Task directions —
Tally every line of the listing below that holds "Learning", then give the tally alone.

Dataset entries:
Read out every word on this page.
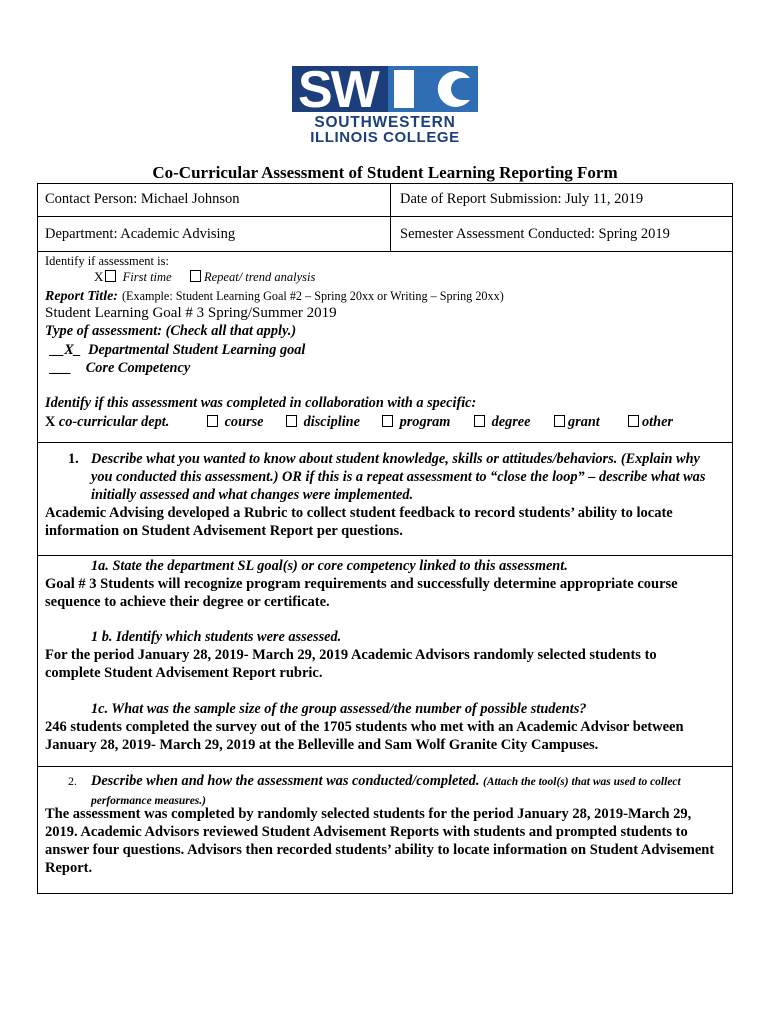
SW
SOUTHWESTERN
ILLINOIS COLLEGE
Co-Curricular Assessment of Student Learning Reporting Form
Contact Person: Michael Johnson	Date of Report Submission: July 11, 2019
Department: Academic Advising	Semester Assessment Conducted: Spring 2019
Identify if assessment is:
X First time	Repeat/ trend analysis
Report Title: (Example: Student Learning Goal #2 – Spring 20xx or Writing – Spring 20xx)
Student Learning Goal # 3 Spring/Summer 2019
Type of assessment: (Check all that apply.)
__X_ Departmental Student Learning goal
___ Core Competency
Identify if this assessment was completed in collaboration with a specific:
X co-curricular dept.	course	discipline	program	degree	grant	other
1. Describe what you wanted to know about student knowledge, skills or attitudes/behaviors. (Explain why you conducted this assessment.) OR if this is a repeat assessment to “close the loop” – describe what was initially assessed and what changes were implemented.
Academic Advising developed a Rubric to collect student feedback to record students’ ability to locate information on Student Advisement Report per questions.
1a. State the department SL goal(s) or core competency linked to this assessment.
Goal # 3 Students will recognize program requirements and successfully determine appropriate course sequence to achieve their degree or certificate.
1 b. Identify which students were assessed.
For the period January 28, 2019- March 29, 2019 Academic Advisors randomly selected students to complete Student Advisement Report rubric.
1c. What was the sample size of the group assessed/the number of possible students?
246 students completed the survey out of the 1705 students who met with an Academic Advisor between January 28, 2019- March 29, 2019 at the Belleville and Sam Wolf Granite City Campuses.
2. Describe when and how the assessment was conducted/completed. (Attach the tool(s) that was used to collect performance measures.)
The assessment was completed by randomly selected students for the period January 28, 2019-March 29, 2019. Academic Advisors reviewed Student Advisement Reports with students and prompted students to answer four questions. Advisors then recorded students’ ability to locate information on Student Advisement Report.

Solution for this exercise —
4